** begin **

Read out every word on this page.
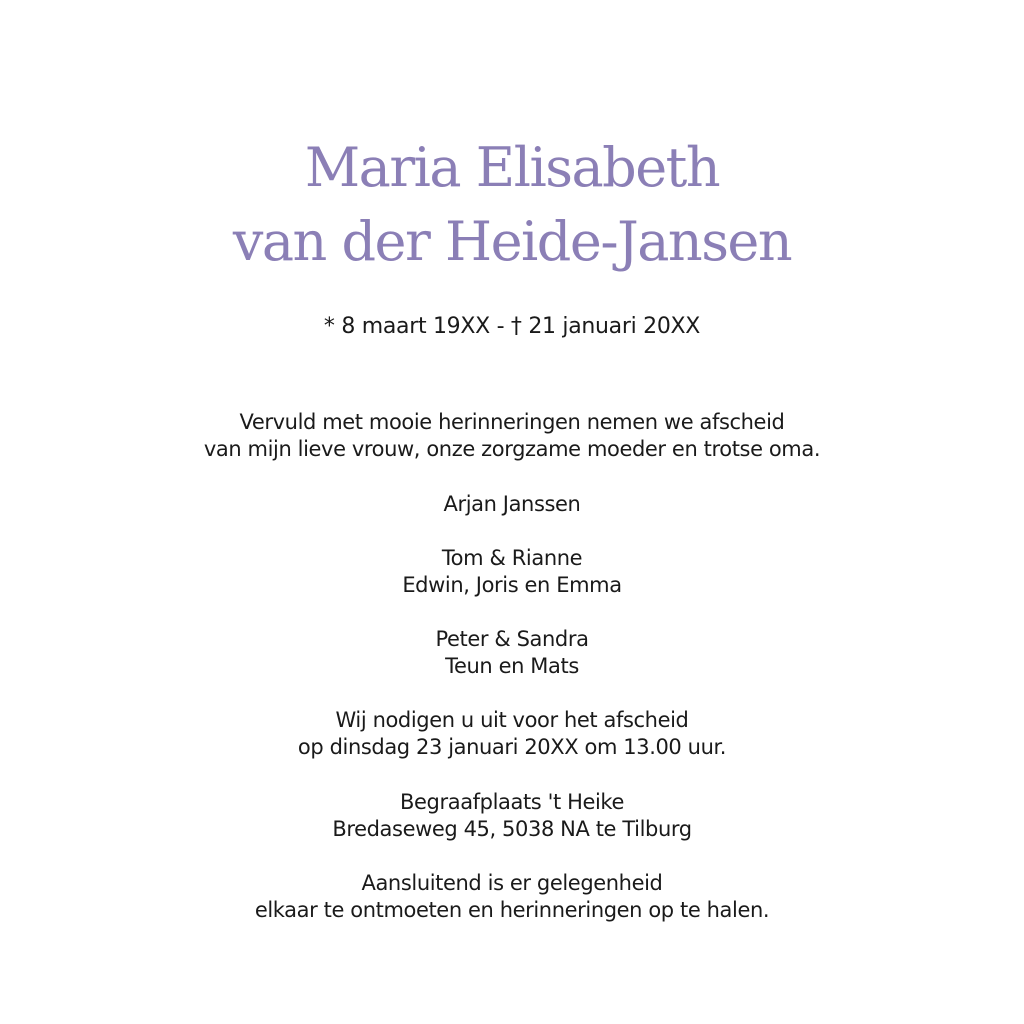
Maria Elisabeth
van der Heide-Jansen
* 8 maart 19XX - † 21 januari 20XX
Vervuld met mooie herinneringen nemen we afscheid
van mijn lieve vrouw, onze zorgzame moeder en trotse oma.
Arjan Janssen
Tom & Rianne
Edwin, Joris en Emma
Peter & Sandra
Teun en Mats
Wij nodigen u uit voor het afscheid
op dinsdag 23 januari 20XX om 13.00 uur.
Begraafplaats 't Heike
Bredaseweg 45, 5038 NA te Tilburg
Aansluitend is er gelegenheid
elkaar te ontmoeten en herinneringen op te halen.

** end **
** begin **

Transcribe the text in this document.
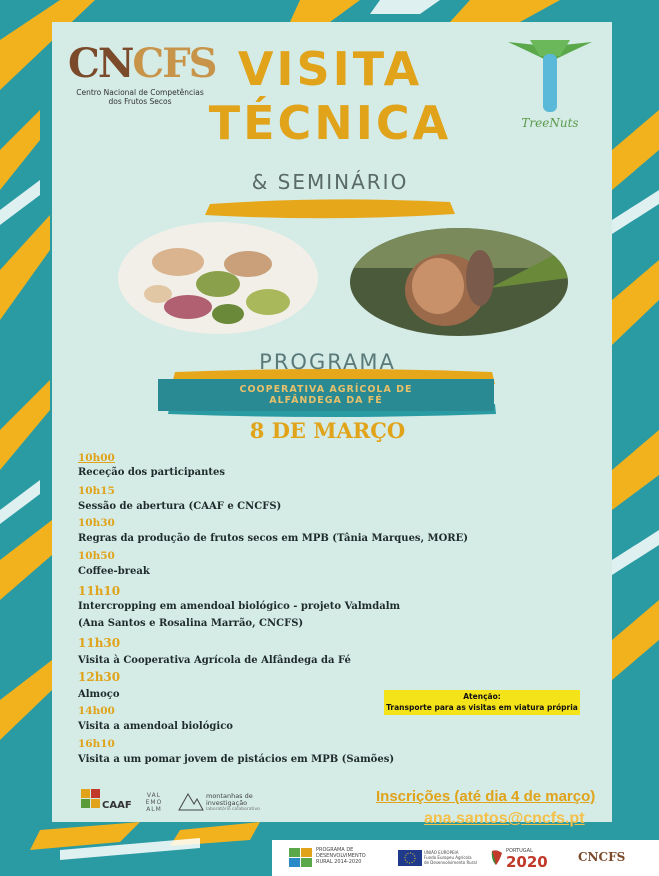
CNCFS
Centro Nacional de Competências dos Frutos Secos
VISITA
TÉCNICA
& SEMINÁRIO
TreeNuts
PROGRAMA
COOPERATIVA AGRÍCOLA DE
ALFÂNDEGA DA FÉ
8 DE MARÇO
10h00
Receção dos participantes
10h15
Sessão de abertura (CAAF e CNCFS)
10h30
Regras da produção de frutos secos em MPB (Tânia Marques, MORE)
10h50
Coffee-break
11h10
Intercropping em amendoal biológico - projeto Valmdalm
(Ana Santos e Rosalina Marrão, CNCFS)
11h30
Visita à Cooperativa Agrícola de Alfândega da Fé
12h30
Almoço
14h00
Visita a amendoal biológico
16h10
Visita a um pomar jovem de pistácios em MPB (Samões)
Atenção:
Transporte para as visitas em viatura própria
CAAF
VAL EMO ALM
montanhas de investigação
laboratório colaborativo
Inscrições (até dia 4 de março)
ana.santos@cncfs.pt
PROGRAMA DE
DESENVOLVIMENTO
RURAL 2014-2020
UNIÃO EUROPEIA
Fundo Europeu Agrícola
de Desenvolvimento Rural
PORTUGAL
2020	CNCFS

** end **
** begin **

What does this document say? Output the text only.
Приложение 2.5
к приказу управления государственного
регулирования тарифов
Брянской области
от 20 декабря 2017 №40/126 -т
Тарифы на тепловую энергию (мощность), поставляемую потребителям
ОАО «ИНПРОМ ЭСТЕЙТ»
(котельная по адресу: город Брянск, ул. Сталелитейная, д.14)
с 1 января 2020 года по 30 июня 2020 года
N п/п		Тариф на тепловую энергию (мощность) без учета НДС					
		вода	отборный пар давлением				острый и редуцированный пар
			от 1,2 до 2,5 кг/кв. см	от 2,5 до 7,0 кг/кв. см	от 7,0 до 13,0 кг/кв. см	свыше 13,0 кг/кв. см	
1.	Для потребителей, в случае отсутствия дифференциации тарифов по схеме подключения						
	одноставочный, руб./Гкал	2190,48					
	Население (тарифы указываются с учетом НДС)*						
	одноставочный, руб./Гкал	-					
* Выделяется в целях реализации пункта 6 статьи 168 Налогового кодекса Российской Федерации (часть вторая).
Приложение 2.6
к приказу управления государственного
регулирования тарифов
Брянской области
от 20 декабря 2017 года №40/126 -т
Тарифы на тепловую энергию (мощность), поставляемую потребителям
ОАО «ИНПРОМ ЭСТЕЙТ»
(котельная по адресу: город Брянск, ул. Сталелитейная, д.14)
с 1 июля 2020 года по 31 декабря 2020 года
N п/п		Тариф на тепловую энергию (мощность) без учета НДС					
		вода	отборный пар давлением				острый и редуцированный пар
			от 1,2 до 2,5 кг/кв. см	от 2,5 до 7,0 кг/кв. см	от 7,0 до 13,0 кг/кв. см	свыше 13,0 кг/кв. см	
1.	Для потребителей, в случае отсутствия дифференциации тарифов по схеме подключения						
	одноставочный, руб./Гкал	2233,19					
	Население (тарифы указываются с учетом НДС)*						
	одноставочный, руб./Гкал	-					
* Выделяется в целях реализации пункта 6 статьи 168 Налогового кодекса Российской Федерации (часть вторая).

** end **

** Exercise **
List each line holding the string "afscheid".

** Response to the task **
Vervuld met mooie herinneringen nemen we afscheid
Wij nodigen u uit voor het afscheid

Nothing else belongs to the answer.